The task:
Take every line from the listing below that includes "תימן" and copy it.
[Begin]
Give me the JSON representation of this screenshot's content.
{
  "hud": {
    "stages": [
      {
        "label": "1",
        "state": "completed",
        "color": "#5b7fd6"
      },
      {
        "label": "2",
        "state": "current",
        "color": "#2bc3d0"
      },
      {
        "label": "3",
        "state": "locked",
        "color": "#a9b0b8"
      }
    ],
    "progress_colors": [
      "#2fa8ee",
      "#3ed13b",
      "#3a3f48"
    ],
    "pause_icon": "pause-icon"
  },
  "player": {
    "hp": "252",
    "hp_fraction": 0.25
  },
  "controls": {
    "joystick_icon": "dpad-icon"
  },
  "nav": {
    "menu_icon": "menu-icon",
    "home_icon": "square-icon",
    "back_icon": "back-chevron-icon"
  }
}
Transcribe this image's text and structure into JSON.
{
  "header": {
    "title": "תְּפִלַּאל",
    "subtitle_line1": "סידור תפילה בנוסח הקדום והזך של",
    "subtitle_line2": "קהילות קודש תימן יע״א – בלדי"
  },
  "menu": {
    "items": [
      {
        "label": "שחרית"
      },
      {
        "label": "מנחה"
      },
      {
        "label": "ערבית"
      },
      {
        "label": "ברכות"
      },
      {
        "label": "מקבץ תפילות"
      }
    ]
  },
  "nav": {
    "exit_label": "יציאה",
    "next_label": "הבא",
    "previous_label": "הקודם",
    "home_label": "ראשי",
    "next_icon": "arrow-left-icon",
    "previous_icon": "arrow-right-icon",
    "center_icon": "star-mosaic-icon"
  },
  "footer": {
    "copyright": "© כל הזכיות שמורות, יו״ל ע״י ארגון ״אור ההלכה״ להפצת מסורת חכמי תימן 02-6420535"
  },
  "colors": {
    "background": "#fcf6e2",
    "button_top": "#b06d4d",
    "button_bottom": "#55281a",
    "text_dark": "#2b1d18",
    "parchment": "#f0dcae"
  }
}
[End]
Answer to the problem:
    "subtitle_line2": "קהילות קודש תימן יע״א – בלדי"
    "copyright": "© כל הזכיות שמורות, יו״ל ע״י ארגון ״אור ההלכה״ להפצת מסורת חכמי תימן 02-6420535"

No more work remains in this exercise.